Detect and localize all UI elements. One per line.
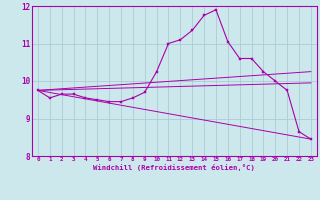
X-axis label: Windchill (Refroidissement éolien,°C): Windchill (Refroidissement éolien,°C) (93, 164, 255, 171)
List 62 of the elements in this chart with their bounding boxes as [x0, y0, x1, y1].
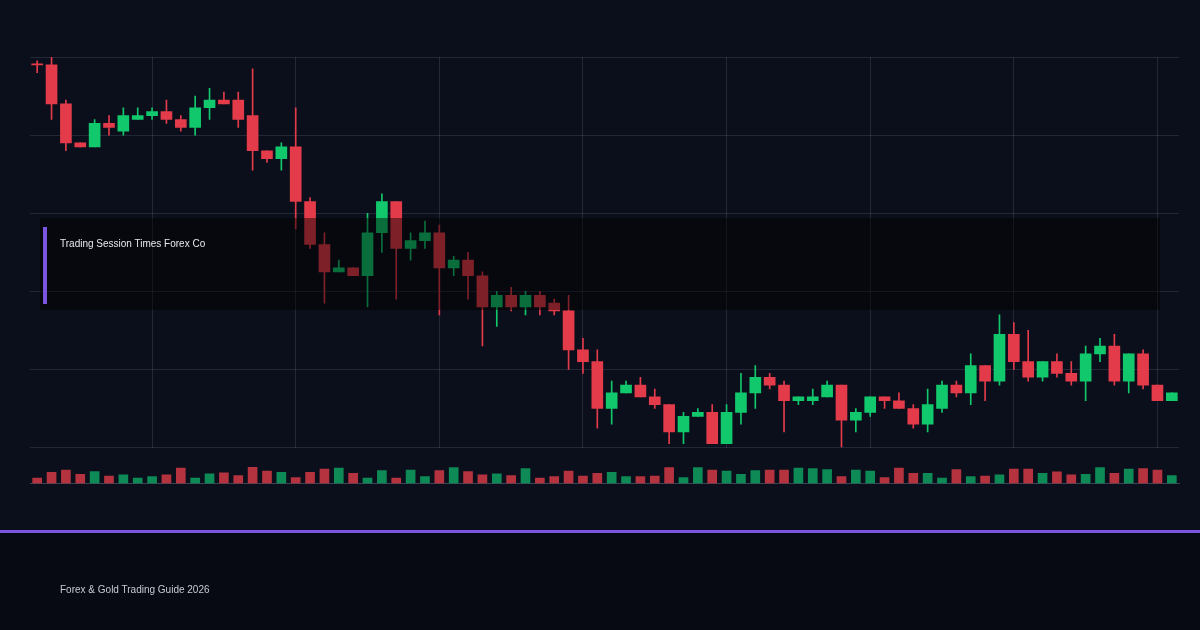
bar — [606, 472, 617, 484]
bar — [1123, 468, 1134, 484]
bar — [621, 476, 631, 484]
bar — [578, 475, 588, 484]
bar — [247, 467, 258, 484]
bar — [262, 470, 272, 484]
bar — [750, 470, 761, 484]
bar — [822, 469, 832, 484]
bar — [175, 467, 186, 484]
bar — [520, 468, 531, 484]
bar — [1095, 467, 1105, 484]
bar — [1066, 474, 1077, 484]
bar — [851, 469, 861, 484]
bar — [635, 476, 646, 484]
bar — [836, 476, 847, 484]
bar — [305, 472, 315, 484]
bar — [707, 469, 718, 484]
bar — [693, 467, 703, 484]
bar — [1138, 468, 1148, 484]
bar — [1109, 473, 1120, 484]
candlestick — [31, 60, 44, 73]
bar — [922, 473, 933, 484]
bar — [807, 468, 818, 484]
bar — [664, 467, 674, 484]
bar — [420, 476, 430, 484]
annotation: Trading Session Times Forex Co — [60, 238, 206, 249]
bar — [75, 474, 86, 484]
bar — [980, 475, 990, 484]
bar — [592, 473, 603, 484]
bar — [549, 476, 560, 484]
bar — [506, 475, 516, 484]
bar — [1009, 468, 1019, 484]
bar — [1052, 471, 1062, 484]
bar — [779, 469, 789, 484]
caption-box: Trading Session Times Forex Co — [40, 218, 1160, 310]
bar — [894, 467, 904, 484]
bar — [463, 471, 473, 484]
bar — [290, 477, 301, 484]
bar — [448, 467, 459, 484]
bar — [736, 474, 746, 484]
bar — [491, 473, 502, 484]
bar — [333, 467, 344, 484]
bar — [348, 473, 358, 484]
bar — [104, 475, 114, 484]
bar — [219, 472, 229, 484]
bar — [434, 470, 445, 484]
bar — [1023, 468, 1034, 484]
bar — [865, 470, 876, 484]
bar — [46, 472, 57, 484]
bar — [951, 469, 962, 484]
bar — [965, 476, 976, 484]
bar — [89, 471, 100, 484]
bar — [276, 472, 287, 484]
bar — [377, 470, 387, 484]
bar — [908, 473, 919, 484]
bar — [1166, 475, 1177, 484]
bar — [147, 476, 157, 484]
bar — [233, 475, 244, 484]
bar — [649, 475, 660, 484]
text: Forex & Gold Trading Guide 2026 — [60, 584, 210, 595]
bar — [1037, 473, 1048, 484]
bar — [61, 469, 71, 484]
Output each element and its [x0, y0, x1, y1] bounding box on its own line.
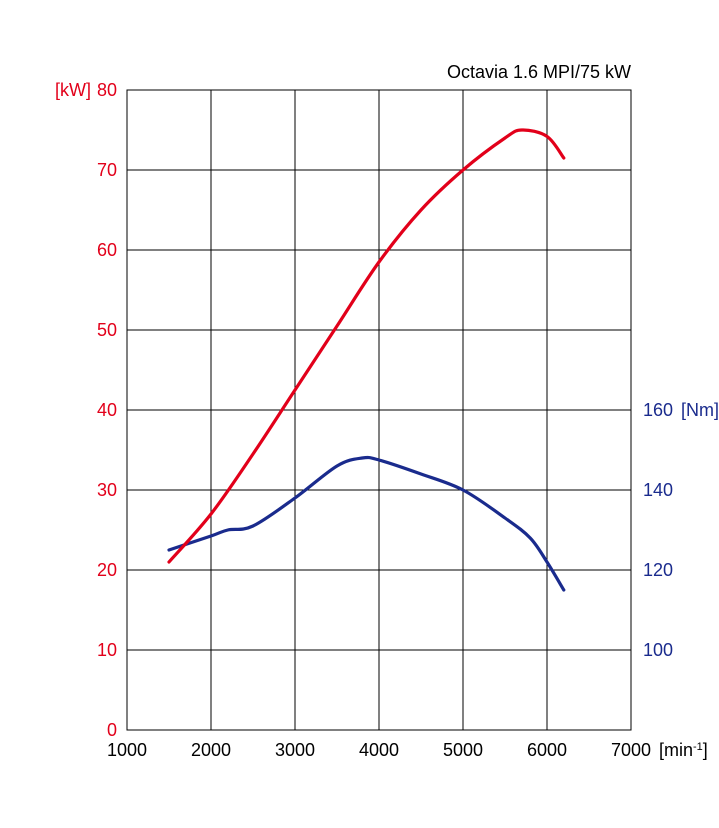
x-tick-label: 7000	[611, 740, 651, 760]
power-curve	[169, 130, 564, 562]
y-left-tick-label: 80	[97, 80, 117, 100]
x-tick-label: 3000	[275, 740, 315, 760]
y-left-tick-label: 40	[97, 400, 117, 420]
y-left-tick-label: 20	[97, 560, 117, 580]
x-tick-label: 5000	[443, 740, 483, 760]
chart-title: Octavia 1.6 MPI/75 kW	[447, 62, 631, 82]
y-left-tick-label: 60	[97, 240, 117, 260]
y-right-tick-label: 140	[643, 480, 673, 500]
engine-curve-chart: Octavia 1.6 MPI/75 kW 100020003000400050…	[0, 0, 719, 828]
y-right-tick-label: 120	[643, 560, 673, 580]
x-tick-label: 6000	[527, 740, 567, 760]
y-right-unit-label: [Nm]	[681, 400, 719, 420]
y-left-ticks: 0 10 20 30 40 50 60 70 80	[97, 80, 117, 740]
chart-grid	[127, 90, 631, 730]
x-axis-unit-label: [min-1]	[659, 740, 708, 760]
y-left-tick-label: 0	[107, 720, 117, 740]
y-left-tick-label: 10	[97, 640, 117, 660]
x-tick-label: 4000	[359, 740, 399, 760]
x-tick-label: 2000	[191, 740, 231, 760]
y-right-tick-label: 100	[643, 640, 673, 660]
y-left-tick-label: 50	[97, 320, 117, 340]
y-left-tick-label: 70	[97, 160, 117, 180]
y-left-unit-label: [kW]	[55, 80, 91, 100]
y-right-tick-label: 160	[643, 400, 673, 420]
x-axis-ticks: 1000 2000 3000 4000 5000 6000 7000	[107, 740, 651, 760]
y-left-tick-label: 30	[97, 480, 117, 500]
x-tick-label: 1000	[107, 740, 147, 760]
y-right-ticks: 100 120 140 160	[643, 400, 673, 660]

SET EXERCISE —
List every line of the records that contains the string "unit". Case counts.

THE RESULT —
y-right-unit-label: [Nm]	[681, 400, 719, 420]
x-axis-unit-label: [min-1]	[659, 740, 708, 760]
y-left-unit-label: [kW]	[55, 80, 91, 100]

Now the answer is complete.